**Written request**
Reproduce the listing word for word, leaving every picture behind.

** start Listed entries **

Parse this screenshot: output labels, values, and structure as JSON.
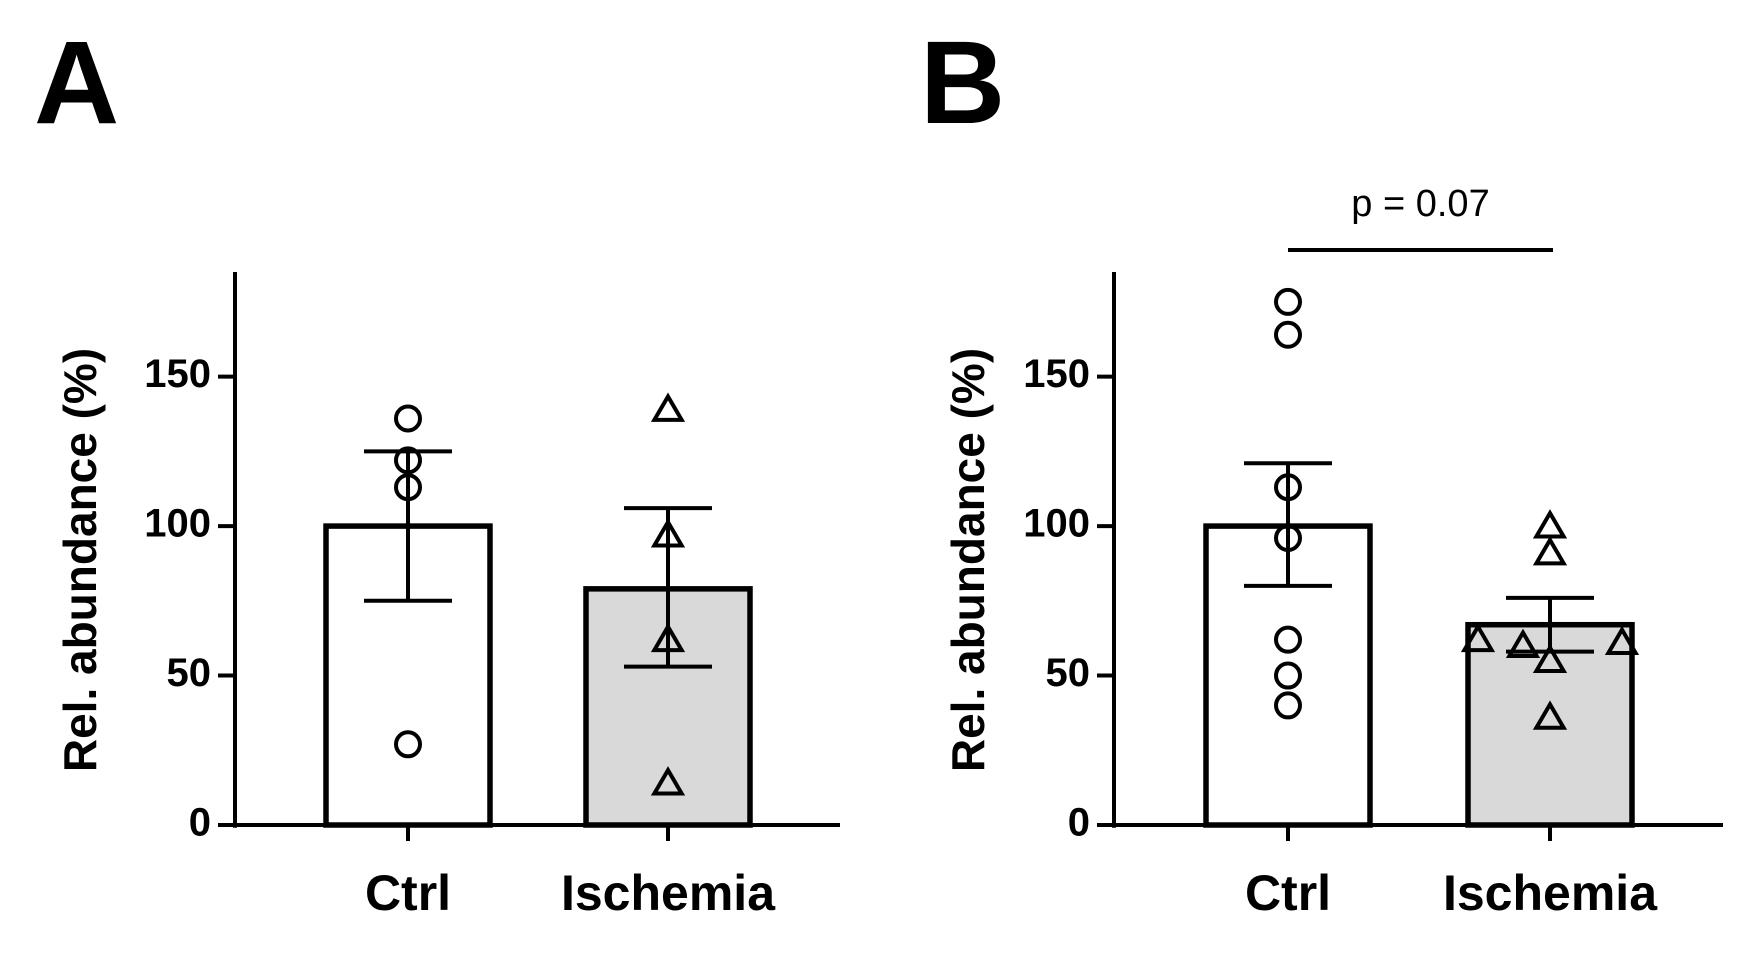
{
  "chart_data": [
    {
      "panel": "A",
      "type": "bar",
      "ylabel": "Rel. abundance (%)",
      "xlabel": "",
      "ylim": [
        0,
        185
      ],
      "yticks": [
        0,
        50,
        100,
        150
      ],
      "categories": [
        "Ctrl",
        "Ischemia"
      ],
      "fill_colors": [
        "#ffffff",
        "#d9d9d9"
      ],
      "values": [
        100,
        79
      ],
      "error_low": [
        75,
        53
      ],
      "error_high": [
        125,
        106
      ],
      "points": [
        {
          "group": "Ctrl",
          "marker": "circle",
          "values": [
            136,
            122,
            113,
            27
          ]
        },
        {
          "group": "Ischemia",
          "marker": "triangle",
          "values": [
            139,
            97,
            62,
            14
          ]
        }
      ],
      "annotation": ""
    },
    {
      "panel": "B",
      "type": "bar",
      "ylabel": "Rel. abundance (%)",
      "xlabel": "",
      "ylim": [
        0,
        185
      ],
      "yticks": [
        0,
        50,
        100,
        150
      ],
      "categories": [
        "Ctrl",
        "Ischemia"
      ],
      "fill_colors": [
        "#ffffff",
        "#d9d9d9"
      ],
      "values": [
        100,
        67
      ],
      "error_low": [
        80,
        58
      ],
      "error_high": [
        121,
        76
      ],
      "points": [
        {
          "group": "Ctrl",
          "marker": "circle",
          "values": [
            175,
            164,
            113,
            96,
            62,
            50,
            40
          ]
        },
        {
          "group": "Ischemia",
          "marker": "triangle",
          "values": [
            100,
            91,
            62,
            60,
            55,
            61,
            36
          ]
        }
      ],
      "annotation": "p = 0.07"
    }
  ]
}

** end Listed entries **

**Task output**
Parse this screenshot: output labels, values, and structure as JSON.
{
  "chart_data": [
    {
      "panel": "A",
      "type": "bar",
      "ylabel": "Rel. abundance (%)",
      "xlabel": "",
      "ylim": [
        0,
        185
      ],
      "yticks": [
        0,
        50,
        100,
        150
      ],
      "categories": [
        "Ctrl",
        "Ischemia"
      ],
      "fill_colors": [
        "#ffffff",
        "#d9d9d9"
      ],
      "values": [
        100,
        79
      ],
      "error_low": [
        75,
        53
      ],
      "error_high": [
        125,
        106
      ],
      "points": [
        {
          "group": "Ctrl",
          "marker": "circle",
          "values": [
            136,
            122,
            113,
            27
          ]
        },
        {
          "group": "Ischemia",
          "marker": "triangle",
          "values": [
            139,
            97,
            62,
            14
          ]
        }
      ],
      "annotation": ""
    },
    {
      "panel": "B",
      "type": "bar",
      "ylabel": "Rel. abundance (%)",
      "xlabel": "",
      "ylim": [
        0,
        185
      ],
      "yticks": [
        0,
        50,
        100,
        150
      ],
      "categories": [
        "Ctrl",
        "Ischemia"
      ],
      "fill_colors": [
        "#ffffff",
        "#d9d9d9"
      ],
      "values": [
        100,
        67
      ],
      "error_low": [
        80,
        58
      ],
      "error_high": [
        121,
        76
      ],
      "points": [
        {
          "group": "Ctrl",
          "marker": "circle",
          "values": [
            175,
            164,
            113,
            96,
            62,
            50,
            40
          ]
        },
        {
          "group": "Ischemia",
          "marker": "triangle",
          "values": [
            100,
            91,
            62,
            60,
            55,
            61,
            36
          ]
        }
      ],
      "annotation": "p = 0.07"
    }
  ]
}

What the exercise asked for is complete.